[Start INFORMATION SUPPLIED]

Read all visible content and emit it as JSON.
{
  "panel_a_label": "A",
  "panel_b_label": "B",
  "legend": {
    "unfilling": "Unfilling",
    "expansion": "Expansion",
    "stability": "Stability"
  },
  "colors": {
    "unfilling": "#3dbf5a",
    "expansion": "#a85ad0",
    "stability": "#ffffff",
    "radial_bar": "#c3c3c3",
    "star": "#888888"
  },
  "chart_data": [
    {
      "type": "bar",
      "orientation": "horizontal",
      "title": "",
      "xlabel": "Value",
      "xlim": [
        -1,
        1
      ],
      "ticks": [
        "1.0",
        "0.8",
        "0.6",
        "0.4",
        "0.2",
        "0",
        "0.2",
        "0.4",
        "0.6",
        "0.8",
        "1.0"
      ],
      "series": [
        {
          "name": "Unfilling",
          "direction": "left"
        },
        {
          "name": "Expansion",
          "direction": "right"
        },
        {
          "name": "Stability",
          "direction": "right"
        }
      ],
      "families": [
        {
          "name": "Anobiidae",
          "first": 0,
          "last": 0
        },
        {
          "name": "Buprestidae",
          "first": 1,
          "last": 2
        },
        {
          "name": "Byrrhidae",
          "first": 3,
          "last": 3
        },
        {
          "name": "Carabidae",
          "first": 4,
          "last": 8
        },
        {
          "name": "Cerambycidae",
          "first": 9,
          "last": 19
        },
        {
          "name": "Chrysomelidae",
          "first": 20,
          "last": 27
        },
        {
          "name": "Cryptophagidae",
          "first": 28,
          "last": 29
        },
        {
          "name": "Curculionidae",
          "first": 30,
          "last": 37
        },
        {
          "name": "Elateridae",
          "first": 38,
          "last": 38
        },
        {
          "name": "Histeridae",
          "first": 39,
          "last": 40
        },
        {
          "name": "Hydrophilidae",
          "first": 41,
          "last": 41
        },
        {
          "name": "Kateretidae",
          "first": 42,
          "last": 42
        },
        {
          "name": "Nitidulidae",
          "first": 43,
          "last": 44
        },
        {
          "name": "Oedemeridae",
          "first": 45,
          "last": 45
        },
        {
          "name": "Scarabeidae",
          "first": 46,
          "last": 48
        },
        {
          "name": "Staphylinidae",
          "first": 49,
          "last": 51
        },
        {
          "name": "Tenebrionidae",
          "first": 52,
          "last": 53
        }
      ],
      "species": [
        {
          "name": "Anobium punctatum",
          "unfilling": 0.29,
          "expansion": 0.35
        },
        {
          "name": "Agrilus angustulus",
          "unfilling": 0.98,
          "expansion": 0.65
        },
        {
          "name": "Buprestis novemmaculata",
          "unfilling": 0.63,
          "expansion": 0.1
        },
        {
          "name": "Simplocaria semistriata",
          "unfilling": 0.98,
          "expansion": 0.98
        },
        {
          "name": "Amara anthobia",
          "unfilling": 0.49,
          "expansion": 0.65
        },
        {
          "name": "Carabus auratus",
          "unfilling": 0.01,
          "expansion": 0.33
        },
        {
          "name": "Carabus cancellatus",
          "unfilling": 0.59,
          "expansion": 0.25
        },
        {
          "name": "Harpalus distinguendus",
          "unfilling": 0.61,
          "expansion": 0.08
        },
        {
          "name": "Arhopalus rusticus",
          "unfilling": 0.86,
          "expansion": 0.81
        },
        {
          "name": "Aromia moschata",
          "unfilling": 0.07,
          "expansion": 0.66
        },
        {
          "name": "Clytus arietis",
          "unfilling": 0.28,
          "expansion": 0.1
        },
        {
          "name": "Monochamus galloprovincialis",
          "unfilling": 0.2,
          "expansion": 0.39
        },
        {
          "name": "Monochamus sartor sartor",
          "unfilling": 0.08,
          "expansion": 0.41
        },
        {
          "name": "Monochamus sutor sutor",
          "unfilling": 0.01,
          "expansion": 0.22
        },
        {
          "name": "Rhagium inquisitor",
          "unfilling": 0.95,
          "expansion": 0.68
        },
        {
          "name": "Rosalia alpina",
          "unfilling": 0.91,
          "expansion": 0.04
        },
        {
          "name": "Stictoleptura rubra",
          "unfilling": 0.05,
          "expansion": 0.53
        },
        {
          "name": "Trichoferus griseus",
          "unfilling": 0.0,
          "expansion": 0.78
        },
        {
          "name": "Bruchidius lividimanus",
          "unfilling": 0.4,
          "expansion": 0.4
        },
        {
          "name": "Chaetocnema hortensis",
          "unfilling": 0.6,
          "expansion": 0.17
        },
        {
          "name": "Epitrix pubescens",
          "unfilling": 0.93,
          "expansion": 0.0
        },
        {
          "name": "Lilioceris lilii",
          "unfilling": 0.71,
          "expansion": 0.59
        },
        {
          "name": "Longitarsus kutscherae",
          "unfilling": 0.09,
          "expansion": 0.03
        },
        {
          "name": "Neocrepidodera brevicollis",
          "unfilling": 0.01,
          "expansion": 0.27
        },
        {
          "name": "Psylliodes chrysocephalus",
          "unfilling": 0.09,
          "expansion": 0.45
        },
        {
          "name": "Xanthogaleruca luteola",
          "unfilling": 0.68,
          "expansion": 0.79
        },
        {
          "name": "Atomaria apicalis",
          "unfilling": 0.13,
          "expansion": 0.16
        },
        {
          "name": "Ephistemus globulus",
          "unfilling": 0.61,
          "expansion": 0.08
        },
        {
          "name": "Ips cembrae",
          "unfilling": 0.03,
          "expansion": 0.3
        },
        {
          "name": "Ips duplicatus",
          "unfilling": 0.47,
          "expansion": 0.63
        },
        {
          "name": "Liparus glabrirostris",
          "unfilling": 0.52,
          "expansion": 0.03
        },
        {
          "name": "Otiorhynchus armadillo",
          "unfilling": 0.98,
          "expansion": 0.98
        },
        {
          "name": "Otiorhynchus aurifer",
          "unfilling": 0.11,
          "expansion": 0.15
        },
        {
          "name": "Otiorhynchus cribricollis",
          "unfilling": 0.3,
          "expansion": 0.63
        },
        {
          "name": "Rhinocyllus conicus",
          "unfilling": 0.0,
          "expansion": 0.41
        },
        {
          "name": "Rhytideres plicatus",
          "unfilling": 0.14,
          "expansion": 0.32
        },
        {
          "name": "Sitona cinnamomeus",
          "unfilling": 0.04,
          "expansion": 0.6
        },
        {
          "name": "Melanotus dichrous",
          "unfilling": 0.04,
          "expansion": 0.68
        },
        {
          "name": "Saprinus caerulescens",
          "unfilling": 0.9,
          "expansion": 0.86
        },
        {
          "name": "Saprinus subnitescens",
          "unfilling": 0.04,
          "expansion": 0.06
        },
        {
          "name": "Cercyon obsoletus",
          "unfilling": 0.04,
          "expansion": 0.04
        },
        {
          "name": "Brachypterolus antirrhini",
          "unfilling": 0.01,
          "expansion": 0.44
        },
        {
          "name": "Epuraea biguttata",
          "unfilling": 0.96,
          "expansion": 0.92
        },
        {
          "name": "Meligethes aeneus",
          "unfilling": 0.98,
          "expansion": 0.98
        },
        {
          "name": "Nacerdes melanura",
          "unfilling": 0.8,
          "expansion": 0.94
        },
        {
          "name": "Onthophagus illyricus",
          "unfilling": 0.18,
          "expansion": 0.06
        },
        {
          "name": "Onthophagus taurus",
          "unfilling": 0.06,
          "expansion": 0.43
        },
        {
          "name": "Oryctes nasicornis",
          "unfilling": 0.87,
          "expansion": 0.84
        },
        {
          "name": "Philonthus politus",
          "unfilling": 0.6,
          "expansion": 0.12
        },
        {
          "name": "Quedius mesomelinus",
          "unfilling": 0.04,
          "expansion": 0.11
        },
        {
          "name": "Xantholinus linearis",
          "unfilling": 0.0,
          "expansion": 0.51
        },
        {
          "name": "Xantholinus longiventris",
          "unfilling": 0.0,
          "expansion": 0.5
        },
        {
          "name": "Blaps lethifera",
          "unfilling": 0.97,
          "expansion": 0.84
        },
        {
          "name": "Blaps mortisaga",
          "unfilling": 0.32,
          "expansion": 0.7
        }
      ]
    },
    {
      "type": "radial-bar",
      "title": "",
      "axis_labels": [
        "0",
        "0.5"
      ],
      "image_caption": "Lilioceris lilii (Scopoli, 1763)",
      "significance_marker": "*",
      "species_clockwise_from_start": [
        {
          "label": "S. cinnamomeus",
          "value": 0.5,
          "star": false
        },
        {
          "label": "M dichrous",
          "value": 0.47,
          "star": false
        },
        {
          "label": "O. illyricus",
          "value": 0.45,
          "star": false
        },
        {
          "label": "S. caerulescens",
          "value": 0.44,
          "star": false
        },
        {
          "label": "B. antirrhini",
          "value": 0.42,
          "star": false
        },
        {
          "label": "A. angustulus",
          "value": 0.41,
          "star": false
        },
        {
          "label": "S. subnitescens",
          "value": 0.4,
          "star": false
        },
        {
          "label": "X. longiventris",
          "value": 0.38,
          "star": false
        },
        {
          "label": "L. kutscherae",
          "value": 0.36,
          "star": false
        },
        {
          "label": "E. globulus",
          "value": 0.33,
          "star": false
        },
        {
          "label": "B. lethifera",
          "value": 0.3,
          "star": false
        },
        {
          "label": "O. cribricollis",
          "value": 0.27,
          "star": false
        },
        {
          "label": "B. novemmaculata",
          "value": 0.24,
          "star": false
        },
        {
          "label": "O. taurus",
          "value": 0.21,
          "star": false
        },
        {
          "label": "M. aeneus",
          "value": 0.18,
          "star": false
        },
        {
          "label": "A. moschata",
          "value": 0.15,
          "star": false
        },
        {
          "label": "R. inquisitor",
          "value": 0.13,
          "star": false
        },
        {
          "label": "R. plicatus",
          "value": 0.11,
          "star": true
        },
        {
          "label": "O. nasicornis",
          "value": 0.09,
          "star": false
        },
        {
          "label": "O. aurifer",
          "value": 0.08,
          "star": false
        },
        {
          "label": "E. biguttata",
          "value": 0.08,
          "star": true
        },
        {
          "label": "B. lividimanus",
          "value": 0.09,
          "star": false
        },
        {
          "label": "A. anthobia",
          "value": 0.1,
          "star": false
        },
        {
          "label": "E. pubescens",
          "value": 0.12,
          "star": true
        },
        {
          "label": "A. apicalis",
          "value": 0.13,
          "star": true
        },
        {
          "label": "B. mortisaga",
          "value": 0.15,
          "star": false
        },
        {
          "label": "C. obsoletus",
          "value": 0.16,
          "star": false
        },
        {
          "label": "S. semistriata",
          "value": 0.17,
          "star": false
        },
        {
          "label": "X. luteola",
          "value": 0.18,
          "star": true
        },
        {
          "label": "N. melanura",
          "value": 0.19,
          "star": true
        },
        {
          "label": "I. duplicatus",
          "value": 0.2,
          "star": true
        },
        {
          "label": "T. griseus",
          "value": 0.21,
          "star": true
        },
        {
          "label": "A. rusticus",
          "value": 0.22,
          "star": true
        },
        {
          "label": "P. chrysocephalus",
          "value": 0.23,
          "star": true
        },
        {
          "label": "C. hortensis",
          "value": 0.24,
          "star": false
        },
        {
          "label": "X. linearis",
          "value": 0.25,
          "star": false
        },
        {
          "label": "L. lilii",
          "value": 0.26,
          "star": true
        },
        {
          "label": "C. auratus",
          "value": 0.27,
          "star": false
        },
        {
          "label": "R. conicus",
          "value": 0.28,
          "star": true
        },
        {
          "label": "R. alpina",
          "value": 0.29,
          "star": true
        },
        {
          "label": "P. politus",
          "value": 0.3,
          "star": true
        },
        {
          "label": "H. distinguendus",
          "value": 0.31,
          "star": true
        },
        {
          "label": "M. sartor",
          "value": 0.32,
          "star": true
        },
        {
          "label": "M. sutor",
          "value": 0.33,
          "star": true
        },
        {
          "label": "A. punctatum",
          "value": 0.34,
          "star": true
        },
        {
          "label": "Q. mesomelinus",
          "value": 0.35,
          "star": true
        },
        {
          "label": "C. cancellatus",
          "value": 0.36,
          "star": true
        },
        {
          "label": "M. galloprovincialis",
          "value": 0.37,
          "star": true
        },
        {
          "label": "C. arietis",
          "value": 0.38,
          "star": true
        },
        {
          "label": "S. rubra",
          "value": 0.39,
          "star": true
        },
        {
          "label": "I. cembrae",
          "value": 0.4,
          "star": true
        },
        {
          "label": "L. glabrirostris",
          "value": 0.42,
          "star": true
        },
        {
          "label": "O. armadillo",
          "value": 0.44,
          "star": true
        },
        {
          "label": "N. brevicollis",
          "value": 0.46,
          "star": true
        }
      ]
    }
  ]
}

[End INFORMATION SUPPLIED]

WHAT IS NEEDED:
Using the records above, pull out each line where the word "hortensis" occurs.

OUTPUT BELOW:
          "name": "Chaetocnema hortensis",
          "label": "C. hortensis",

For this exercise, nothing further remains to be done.